The request –
How many lines hold the string "this"? Give only the number.

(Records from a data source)
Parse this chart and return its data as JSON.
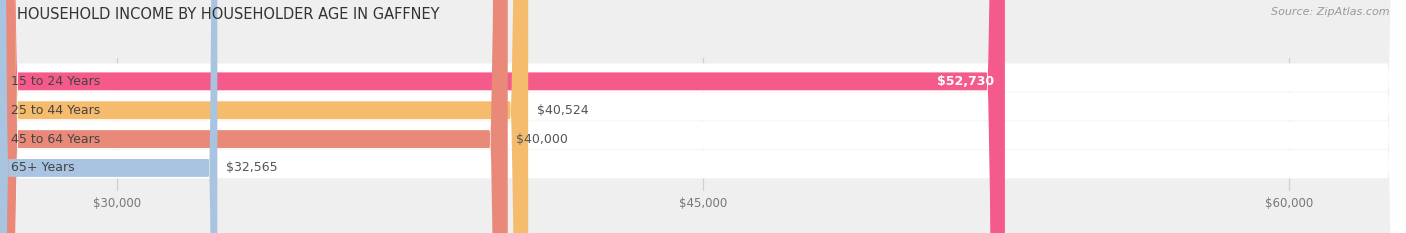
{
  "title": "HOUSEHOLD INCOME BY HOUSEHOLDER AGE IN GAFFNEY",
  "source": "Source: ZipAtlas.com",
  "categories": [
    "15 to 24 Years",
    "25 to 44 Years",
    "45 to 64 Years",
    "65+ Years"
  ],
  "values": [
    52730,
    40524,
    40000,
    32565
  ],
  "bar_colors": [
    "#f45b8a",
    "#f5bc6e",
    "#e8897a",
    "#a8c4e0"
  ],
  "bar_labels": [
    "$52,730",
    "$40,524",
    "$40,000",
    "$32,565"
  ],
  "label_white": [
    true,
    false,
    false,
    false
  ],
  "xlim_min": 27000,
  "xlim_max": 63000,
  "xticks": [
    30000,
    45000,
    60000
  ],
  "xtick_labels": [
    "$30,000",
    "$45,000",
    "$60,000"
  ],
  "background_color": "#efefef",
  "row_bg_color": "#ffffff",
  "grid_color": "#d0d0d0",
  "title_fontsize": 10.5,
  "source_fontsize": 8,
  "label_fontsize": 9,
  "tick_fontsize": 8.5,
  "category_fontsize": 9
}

---

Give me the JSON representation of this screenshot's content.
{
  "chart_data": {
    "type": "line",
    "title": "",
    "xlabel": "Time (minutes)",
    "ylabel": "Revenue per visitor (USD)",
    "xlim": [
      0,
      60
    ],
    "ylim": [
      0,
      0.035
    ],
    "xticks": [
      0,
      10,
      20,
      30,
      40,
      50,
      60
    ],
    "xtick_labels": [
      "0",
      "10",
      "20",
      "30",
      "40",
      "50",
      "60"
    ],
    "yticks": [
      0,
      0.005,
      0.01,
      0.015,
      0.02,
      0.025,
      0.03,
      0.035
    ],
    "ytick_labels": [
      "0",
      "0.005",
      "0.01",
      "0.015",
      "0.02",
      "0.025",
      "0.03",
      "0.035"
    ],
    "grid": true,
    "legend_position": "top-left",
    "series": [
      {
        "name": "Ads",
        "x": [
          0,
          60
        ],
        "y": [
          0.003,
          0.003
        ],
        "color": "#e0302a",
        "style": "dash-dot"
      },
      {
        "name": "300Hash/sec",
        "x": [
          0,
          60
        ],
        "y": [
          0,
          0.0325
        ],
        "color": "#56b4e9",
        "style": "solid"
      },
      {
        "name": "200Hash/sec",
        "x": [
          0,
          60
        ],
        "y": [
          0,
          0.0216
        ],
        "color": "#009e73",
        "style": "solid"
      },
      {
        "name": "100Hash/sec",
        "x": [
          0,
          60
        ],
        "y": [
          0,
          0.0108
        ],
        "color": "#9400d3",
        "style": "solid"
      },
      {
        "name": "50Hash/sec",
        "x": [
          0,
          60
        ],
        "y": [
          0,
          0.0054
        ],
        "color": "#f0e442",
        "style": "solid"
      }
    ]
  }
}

Reply –
2